• _Selected passage_:
+===+

The review below is published in 3:AM Magazine: http://www.3ammagazine.com/3am/origin-myths-and-incongruous-realities/
In the opening pages of César Aira’s
The Hare, Juan Manuel de Rosas, known as The Restorer of the Laws when he ruled the Argentinean confederation in the 19th century, poses the question:
“is it possible to penetrate someone else’s incongruity? One’s own or anyone else’s, it made no difference, as he saw it. Even the most outrageous fantasy created at both its extremes, that of excess and of lack, the incongruity on which daily life was based.” Aira has written an extensive oeuvre, over 70 published books and counting, based on his own forays into the incongruities of daily life. Weaving together myriad influences, from great works of Latin American literature to B-movie monsters, from canonical works of philosophy, history, and science to dime store novels, Aira creates realities in which the fantastic and the mundane are linked. In an Aira novel, you can expect plots to wander and veer off course, because the resulting diversions are more engaging and relevant to Aira than any typical conclusion could ever be.
The Hare, which is the latest English translation of Aira’s fiction released by New Directions, is in some ways not the typical Aira novel. It is twice the length of many of his other novels. As a result, the pacing is not as fast, and the novel sometimes reads as tedious, Aira’s prose as strained. It also has an ending that ties up so many loose threads in such a short time that it is reminiscent of final scenes in B-movie mysteries. In spite of these flaws,
The Hare rewards careful reading, both for the insights it provides into Aira’s sense of Argentina’s past, and for Aira’s interest in the power of stories and the continuum of human experiences.

+===+

• _Dataset records_:
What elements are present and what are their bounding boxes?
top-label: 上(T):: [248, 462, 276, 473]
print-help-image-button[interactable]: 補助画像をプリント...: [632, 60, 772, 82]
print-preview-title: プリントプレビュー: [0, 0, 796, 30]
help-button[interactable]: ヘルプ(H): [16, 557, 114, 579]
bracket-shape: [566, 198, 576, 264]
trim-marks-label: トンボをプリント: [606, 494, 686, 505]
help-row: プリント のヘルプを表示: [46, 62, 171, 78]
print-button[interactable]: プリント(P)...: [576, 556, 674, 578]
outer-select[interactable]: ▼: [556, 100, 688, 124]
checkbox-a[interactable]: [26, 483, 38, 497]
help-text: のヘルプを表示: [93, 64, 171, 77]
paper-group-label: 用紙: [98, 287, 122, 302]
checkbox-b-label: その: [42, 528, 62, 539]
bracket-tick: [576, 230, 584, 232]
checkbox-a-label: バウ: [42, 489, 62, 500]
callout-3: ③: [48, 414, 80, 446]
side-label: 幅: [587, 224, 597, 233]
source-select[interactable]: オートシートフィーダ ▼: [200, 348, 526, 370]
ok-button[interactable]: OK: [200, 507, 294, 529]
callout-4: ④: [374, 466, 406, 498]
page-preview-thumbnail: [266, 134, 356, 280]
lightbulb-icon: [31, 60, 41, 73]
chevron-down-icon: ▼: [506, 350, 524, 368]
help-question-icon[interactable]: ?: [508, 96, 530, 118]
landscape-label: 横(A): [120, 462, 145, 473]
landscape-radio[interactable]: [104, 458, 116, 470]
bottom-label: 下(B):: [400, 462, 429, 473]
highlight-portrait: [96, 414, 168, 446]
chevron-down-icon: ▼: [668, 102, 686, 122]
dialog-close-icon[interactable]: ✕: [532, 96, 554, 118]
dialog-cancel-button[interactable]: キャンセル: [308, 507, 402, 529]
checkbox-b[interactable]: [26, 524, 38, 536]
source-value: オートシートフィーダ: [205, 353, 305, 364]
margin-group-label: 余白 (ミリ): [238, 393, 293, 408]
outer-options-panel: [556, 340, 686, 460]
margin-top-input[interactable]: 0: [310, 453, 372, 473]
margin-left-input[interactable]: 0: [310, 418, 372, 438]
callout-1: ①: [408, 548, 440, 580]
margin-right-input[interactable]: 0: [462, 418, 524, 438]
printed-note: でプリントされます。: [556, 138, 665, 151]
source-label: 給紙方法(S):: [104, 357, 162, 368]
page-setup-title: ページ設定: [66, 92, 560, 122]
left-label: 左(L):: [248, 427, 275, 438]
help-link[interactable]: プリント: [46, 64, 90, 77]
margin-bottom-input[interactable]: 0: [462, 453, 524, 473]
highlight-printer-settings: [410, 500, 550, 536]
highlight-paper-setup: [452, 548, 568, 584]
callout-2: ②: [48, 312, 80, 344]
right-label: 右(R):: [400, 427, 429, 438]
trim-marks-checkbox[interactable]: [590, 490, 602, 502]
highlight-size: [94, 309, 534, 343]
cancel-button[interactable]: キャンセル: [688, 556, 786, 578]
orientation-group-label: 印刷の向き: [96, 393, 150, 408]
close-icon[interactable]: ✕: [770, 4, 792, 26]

+===+

• _Parts of the exercise_:
1. Summarize the review of The Hare in two sentences.
2. Extend the review of The Hare with a further paragraph that follows on from its final sentence.

• _Results for the exercise_:
1. César Aira has written more than 70 books that link the fantastic and the mundane, with plots that wander and veer off course. The Hare, his latest fiction translated into English by New Directions, is twice as long as many of his novels and sometimes reads as tedious, with an ending that ties up many loose threads in a short time, yet it rewards careful reading for its insights into Argentina's past and its interest in the power of stories.

2.
The Hare’s protagonist is Clarke, an English naturalist and brother-in-law of Charles Darwin. Clarke has travelled to the Argentine pampas in search of the legendary Legibrerian Hare, which is rumored to fly as well as hop. He is accompanied by Gauna, a gaucho of few words who acts as his scout, and Carlos Alzaga Prior, a young, romantic artist, as well as by Repetido, a horse of almost supernatural abilities. It soon emerges that each member of this small group (yes, even the horse) has his own personal reasons for travelling into the interior, despite some concerns over hostile Indians and unforgiving terrain. Each is on a personal quest, each is, in a way, searching for his own origin myth.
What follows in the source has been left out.